Items from a figure collection
++++++++++++++++++++

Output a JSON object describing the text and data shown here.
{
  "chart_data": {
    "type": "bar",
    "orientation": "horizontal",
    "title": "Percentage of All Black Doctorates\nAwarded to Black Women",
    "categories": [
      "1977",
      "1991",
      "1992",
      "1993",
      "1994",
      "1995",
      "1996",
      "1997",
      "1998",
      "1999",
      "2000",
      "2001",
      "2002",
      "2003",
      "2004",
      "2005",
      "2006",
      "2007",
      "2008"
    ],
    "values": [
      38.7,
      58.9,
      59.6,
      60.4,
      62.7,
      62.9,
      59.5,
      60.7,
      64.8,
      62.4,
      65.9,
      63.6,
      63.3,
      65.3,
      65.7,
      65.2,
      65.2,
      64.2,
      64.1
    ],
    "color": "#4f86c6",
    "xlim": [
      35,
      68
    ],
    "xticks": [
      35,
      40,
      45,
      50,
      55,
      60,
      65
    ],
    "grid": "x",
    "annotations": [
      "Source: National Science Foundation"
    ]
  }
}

++++++++++++++++++++

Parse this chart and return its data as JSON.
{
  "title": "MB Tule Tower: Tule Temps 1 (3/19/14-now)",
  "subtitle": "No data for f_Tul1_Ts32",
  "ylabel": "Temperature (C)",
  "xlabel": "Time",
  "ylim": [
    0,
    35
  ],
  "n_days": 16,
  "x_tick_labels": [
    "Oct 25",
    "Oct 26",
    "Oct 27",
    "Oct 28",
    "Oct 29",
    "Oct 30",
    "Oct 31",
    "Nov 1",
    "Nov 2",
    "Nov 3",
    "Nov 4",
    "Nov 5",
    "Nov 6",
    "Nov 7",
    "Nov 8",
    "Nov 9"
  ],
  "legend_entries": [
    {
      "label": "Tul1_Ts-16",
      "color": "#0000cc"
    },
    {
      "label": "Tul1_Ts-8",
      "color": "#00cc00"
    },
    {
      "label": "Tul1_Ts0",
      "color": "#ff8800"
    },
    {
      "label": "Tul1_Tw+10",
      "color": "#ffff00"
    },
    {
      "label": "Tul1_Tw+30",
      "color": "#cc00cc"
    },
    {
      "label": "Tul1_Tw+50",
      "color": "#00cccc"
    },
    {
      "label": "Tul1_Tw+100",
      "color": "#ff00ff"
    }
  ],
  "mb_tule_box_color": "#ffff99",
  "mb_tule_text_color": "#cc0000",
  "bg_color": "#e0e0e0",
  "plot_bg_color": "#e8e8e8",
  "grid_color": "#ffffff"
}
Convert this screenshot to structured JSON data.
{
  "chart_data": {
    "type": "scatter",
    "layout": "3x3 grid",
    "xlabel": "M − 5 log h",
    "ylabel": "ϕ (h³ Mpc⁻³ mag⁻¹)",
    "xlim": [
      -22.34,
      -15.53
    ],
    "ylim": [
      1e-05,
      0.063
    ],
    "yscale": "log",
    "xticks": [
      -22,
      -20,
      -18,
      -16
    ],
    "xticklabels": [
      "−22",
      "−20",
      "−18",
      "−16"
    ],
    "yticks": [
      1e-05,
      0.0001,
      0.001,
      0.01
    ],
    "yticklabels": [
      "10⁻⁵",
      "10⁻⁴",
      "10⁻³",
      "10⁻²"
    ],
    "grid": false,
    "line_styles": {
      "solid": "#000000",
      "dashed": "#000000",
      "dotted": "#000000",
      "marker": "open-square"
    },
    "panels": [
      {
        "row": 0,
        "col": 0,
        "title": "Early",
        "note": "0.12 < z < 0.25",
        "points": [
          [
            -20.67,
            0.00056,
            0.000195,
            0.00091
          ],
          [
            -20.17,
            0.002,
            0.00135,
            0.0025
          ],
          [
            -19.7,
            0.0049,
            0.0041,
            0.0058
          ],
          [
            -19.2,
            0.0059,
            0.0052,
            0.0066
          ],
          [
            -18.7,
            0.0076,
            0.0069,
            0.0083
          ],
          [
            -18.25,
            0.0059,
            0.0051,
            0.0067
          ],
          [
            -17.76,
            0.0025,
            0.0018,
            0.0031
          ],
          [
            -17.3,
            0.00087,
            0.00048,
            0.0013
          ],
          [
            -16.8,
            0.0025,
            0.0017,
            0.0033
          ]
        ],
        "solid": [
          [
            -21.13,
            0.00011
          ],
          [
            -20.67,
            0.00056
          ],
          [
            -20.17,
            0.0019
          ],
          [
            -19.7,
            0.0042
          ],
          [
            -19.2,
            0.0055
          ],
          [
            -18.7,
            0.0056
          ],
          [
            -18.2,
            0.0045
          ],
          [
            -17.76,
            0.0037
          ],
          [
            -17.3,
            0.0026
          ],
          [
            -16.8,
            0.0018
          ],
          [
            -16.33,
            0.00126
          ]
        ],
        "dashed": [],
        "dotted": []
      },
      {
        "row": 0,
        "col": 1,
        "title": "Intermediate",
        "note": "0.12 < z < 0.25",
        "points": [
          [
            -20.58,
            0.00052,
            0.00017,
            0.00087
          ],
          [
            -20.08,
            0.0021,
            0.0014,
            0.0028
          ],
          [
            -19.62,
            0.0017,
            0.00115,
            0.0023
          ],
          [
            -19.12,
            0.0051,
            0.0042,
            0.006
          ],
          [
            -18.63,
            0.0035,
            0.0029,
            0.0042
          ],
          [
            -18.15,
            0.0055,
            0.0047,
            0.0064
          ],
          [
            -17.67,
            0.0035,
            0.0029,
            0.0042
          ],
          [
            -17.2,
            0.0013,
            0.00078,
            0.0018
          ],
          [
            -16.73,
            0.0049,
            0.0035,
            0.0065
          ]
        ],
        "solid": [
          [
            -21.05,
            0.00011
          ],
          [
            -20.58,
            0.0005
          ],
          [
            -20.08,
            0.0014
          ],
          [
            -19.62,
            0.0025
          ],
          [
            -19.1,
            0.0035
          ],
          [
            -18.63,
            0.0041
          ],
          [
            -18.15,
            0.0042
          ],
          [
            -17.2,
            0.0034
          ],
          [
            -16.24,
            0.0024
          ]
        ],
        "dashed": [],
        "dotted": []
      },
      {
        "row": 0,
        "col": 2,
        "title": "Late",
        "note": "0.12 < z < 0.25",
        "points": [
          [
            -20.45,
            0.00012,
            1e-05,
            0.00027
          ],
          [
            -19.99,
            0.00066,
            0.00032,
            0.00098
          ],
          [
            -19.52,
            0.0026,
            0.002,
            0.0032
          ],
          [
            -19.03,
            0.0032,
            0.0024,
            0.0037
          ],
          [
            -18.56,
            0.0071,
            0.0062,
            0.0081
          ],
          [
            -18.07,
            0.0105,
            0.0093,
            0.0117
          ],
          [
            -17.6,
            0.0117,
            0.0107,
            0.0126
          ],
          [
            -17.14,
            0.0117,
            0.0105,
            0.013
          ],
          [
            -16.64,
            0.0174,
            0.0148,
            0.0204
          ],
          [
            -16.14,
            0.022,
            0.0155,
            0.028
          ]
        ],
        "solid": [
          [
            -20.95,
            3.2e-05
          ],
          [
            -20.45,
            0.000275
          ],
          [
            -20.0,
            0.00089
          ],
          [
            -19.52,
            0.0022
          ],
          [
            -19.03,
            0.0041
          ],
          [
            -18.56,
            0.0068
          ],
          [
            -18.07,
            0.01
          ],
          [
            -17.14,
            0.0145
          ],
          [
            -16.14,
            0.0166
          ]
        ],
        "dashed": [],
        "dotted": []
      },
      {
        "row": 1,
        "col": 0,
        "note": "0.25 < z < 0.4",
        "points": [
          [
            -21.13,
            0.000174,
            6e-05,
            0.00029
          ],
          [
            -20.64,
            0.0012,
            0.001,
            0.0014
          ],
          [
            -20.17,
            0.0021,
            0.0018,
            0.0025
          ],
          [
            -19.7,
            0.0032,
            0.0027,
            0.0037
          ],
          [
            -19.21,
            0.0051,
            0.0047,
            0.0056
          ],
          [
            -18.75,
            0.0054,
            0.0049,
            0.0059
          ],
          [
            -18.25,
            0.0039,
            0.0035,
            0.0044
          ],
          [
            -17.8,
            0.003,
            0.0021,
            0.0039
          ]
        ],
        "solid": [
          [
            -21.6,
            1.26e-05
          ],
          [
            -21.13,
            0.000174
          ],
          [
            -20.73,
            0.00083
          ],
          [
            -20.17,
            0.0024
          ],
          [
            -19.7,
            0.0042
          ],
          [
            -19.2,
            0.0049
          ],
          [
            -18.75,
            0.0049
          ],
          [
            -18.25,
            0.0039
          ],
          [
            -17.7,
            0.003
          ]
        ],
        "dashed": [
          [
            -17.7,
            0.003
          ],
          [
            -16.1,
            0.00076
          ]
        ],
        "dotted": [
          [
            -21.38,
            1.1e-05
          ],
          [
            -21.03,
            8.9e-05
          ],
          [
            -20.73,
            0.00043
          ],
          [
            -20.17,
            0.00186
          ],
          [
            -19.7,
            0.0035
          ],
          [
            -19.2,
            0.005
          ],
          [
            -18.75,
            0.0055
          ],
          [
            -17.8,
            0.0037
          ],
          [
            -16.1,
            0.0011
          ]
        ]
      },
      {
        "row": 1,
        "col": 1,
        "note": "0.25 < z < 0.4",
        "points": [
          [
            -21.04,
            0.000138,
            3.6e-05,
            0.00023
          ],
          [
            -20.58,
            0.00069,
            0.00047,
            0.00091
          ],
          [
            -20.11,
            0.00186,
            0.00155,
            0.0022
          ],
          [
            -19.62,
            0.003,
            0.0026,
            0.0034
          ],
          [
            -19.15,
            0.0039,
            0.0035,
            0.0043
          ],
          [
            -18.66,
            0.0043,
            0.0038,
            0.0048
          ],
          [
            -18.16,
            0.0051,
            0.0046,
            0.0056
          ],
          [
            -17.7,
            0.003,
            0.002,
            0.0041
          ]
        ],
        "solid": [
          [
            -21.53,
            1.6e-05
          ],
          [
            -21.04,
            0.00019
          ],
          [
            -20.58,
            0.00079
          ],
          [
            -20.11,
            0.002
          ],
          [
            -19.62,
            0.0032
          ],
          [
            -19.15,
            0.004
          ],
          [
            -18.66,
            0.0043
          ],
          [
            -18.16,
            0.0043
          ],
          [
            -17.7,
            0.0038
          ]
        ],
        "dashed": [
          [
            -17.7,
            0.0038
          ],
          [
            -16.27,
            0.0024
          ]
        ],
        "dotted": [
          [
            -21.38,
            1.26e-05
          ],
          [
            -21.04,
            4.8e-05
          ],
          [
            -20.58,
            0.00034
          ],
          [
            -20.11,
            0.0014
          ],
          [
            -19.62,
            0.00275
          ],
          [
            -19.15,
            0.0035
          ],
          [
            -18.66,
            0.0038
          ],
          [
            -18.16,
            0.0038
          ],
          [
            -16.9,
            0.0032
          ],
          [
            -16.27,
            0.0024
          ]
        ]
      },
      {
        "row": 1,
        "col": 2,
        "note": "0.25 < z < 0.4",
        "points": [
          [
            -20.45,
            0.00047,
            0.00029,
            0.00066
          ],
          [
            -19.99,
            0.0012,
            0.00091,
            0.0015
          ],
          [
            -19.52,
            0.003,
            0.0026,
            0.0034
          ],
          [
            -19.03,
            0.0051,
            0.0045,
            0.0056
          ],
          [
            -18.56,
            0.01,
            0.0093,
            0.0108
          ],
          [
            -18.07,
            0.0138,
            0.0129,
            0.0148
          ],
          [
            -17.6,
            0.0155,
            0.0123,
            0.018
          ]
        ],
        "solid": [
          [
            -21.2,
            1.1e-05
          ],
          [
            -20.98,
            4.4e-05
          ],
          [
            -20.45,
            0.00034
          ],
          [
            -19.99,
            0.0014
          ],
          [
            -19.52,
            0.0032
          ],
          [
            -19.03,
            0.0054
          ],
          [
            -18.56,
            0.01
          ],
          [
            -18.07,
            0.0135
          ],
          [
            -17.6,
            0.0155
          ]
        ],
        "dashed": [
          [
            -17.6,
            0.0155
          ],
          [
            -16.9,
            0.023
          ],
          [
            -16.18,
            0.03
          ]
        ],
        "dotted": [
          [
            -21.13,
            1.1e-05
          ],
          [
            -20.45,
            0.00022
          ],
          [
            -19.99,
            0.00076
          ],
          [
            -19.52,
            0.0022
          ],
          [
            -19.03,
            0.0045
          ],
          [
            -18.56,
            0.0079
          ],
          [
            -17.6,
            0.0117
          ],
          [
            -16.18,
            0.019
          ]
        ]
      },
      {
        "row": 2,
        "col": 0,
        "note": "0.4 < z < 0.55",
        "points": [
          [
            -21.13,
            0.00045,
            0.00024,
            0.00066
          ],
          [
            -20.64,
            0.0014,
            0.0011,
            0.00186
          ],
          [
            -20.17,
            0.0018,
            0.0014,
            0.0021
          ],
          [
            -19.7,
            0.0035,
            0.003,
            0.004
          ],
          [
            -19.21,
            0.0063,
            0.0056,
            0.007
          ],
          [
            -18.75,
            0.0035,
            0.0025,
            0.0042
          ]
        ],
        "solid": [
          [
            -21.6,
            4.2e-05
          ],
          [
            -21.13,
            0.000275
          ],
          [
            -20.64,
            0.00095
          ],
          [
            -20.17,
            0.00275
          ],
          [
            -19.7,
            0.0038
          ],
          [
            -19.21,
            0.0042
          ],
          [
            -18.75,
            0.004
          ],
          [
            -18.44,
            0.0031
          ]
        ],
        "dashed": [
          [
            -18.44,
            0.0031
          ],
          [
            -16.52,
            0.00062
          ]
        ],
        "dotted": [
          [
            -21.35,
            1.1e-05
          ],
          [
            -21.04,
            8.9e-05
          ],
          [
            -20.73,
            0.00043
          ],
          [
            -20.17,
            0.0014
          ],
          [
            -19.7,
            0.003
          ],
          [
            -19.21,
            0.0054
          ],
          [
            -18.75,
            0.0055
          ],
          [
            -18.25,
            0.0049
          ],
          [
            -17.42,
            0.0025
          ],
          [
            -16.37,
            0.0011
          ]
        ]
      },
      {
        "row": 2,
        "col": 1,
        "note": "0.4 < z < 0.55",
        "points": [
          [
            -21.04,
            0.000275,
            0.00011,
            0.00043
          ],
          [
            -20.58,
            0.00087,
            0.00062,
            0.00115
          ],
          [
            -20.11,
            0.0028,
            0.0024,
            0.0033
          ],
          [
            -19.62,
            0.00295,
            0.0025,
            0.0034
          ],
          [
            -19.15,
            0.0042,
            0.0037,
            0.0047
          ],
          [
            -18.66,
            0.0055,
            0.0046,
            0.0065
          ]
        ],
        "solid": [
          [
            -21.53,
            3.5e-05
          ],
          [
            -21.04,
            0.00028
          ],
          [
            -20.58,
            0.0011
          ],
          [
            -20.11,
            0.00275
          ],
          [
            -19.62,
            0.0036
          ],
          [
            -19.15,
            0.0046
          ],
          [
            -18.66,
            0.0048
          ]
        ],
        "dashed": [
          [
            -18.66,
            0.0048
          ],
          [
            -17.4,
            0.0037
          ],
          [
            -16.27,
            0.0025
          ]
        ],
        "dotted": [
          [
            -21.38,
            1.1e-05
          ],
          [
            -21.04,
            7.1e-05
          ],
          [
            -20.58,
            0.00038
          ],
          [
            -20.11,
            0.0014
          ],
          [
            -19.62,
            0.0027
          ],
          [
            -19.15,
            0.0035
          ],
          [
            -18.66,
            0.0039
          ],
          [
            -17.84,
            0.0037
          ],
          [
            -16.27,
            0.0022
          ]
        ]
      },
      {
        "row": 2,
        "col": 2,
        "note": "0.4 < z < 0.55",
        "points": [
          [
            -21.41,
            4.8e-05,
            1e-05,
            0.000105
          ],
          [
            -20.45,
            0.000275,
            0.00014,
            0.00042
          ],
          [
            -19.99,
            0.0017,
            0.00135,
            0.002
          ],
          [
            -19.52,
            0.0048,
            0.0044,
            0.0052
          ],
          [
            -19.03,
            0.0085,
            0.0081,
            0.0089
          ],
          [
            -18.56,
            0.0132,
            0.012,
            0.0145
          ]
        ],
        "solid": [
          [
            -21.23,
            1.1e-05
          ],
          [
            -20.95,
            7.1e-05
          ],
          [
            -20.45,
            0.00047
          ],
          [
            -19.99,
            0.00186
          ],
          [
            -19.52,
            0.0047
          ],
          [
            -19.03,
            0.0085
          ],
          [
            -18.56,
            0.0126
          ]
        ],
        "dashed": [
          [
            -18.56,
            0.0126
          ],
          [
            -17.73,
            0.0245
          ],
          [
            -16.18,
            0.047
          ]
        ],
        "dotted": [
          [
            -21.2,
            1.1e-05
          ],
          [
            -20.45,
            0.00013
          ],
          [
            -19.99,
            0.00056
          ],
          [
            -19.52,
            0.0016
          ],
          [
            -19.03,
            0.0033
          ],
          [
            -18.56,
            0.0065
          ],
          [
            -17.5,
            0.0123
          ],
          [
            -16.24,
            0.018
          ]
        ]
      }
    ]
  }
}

++++++++++++++++++++

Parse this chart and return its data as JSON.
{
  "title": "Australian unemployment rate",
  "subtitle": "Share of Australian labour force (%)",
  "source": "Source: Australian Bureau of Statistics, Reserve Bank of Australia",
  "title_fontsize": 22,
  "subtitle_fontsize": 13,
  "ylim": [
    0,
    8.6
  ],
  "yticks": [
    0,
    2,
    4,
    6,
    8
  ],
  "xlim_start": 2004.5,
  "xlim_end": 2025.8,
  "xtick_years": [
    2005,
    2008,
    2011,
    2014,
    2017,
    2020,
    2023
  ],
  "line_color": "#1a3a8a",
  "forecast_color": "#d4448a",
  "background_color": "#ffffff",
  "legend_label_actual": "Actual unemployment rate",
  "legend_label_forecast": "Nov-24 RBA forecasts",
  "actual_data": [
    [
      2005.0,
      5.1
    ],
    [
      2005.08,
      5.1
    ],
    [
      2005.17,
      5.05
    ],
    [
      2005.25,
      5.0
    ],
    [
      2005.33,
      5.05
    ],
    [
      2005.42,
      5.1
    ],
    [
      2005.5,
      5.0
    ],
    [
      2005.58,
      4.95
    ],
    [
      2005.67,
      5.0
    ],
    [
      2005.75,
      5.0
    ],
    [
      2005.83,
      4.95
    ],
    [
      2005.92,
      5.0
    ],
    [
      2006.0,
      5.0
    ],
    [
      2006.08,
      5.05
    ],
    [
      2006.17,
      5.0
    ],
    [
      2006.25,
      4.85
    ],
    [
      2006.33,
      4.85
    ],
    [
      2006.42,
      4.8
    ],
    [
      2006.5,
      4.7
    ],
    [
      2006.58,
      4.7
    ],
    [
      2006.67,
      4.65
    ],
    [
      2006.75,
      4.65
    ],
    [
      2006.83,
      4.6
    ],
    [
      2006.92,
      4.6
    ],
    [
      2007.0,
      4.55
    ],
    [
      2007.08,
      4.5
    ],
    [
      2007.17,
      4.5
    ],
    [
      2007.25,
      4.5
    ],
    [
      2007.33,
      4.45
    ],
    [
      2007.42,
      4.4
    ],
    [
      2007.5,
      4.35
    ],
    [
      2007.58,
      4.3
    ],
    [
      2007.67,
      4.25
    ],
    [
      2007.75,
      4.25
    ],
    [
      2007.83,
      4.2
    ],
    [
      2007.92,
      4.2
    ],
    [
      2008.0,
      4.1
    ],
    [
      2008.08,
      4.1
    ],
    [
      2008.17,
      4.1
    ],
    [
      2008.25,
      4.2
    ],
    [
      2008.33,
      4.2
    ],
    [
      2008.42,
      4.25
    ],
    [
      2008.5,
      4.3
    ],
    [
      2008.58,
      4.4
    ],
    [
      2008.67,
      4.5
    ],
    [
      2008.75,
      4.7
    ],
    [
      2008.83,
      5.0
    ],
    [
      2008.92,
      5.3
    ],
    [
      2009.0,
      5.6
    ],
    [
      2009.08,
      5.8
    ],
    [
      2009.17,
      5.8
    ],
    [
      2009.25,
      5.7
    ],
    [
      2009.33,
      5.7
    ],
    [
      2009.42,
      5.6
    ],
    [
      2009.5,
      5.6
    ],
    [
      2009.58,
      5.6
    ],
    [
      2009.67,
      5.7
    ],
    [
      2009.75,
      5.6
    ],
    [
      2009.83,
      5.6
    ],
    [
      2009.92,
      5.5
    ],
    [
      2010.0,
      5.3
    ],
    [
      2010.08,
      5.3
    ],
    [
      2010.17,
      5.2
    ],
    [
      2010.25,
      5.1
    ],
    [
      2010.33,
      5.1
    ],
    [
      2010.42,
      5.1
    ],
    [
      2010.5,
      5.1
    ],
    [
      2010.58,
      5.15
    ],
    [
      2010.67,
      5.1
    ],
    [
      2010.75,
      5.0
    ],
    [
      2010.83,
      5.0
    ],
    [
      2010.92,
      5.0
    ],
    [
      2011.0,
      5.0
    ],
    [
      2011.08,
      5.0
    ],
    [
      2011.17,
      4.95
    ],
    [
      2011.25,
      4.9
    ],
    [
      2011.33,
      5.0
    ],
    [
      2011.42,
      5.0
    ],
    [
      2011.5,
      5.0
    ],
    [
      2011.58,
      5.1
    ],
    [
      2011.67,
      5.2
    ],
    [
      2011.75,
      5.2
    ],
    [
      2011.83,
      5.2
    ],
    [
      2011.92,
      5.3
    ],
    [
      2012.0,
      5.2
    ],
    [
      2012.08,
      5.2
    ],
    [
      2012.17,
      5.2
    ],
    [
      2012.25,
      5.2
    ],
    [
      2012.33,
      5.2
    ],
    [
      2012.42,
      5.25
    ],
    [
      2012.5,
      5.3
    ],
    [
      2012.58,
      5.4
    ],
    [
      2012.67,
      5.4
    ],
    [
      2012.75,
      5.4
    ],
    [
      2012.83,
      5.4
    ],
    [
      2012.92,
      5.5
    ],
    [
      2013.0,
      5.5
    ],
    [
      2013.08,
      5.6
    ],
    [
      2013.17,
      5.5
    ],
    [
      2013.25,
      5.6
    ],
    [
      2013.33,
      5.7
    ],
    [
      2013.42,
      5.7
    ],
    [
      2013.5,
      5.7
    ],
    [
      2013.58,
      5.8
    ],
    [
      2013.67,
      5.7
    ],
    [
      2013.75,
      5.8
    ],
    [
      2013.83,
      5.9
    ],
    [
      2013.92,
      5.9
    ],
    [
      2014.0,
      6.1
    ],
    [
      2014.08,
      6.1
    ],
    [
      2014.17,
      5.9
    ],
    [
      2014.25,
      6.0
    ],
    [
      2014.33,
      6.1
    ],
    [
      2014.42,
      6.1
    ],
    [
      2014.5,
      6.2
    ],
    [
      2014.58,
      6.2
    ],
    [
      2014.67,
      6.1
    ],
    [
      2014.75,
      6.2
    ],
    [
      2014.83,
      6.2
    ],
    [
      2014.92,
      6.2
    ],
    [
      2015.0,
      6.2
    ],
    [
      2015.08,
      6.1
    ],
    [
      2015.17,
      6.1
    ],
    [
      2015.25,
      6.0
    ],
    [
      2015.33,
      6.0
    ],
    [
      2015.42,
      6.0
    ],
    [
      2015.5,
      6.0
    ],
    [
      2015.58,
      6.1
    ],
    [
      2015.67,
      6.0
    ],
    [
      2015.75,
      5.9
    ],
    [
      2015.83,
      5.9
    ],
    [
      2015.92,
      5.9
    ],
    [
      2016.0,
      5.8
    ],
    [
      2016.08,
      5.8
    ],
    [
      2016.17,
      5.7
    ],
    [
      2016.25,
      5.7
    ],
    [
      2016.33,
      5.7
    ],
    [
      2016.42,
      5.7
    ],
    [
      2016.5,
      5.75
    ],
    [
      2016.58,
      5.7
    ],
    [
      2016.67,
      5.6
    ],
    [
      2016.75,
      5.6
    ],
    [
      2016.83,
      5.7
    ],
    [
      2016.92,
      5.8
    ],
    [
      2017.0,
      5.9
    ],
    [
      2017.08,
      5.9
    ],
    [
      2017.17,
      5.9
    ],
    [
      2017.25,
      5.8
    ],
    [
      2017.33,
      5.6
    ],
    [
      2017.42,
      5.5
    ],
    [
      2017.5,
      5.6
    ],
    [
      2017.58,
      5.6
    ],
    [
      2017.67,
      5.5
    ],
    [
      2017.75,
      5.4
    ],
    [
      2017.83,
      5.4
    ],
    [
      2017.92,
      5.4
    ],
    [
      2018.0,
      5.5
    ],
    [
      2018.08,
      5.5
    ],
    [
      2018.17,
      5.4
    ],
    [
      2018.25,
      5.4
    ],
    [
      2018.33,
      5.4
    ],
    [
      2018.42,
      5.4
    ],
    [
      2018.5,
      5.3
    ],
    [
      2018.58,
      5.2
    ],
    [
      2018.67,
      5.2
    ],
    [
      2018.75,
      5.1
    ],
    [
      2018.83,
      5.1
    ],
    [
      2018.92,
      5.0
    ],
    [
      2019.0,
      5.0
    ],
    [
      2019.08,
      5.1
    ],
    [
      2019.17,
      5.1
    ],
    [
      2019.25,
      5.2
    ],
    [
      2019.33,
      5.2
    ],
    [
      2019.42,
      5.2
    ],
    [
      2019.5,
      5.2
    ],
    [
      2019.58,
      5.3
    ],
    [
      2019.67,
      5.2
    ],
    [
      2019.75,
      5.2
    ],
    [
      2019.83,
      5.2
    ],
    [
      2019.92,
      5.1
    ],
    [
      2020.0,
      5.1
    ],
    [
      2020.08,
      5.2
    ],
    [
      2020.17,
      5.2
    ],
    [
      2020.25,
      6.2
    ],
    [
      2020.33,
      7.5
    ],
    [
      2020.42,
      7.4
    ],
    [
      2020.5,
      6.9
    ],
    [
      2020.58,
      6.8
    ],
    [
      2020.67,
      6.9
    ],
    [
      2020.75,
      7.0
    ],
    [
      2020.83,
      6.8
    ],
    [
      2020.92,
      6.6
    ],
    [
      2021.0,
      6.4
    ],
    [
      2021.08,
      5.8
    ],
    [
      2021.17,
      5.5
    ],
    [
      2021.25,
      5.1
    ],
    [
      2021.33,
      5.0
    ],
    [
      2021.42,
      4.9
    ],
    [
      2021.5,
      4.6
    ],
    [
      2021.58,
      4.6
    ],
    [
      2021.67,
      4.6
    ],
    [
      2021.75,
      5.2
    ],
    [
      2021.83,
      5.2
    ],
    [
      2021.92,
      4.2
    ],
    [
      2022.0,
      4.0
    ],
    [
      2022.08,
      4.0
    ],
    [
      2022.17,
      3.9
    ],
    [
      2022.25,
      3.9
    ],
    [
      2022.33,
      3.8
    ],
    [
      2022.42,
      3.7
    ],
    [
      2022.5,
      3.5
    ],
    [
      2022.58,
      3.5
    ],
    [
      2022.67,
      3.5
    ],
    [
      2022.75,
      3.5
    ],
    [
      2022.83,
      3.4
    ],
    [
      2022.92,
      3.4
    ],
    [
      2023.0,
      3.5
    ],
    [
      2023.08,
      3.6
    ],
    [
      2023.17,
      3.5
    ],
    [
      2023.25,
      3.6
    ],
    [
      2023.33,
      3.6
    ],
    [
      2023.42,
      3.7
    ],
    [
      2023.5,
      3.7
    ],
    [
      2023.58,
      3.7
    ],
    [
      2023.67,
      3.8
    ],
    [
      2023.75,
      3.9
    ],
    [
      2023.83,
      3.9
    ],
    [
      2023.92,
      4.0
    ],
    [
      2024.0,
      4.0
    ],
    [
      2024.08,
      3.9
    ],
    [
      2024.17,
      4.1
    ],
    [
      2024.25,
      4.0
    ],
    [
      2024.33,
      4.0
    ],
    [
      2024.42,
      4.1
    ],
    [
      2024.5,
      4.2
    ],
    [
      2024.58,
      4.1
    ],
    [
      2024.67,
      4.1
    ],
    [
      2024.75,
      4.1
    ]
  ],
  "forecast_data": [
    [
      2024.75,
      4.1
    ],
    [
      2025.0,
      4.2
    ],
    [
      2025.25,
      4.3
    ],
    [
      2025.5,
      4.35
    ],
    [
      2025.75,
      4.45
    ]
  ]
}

++++++++++++++++++++

**WHAT YOU NEED TO DO**
Find all lines holding the string "Source" and copy them.

**THE COMPLETED TASK**
      "Source: National Science Foundation"
  "source": "Source: Australian Bureau of Statistics, Reserve Bank of Australia",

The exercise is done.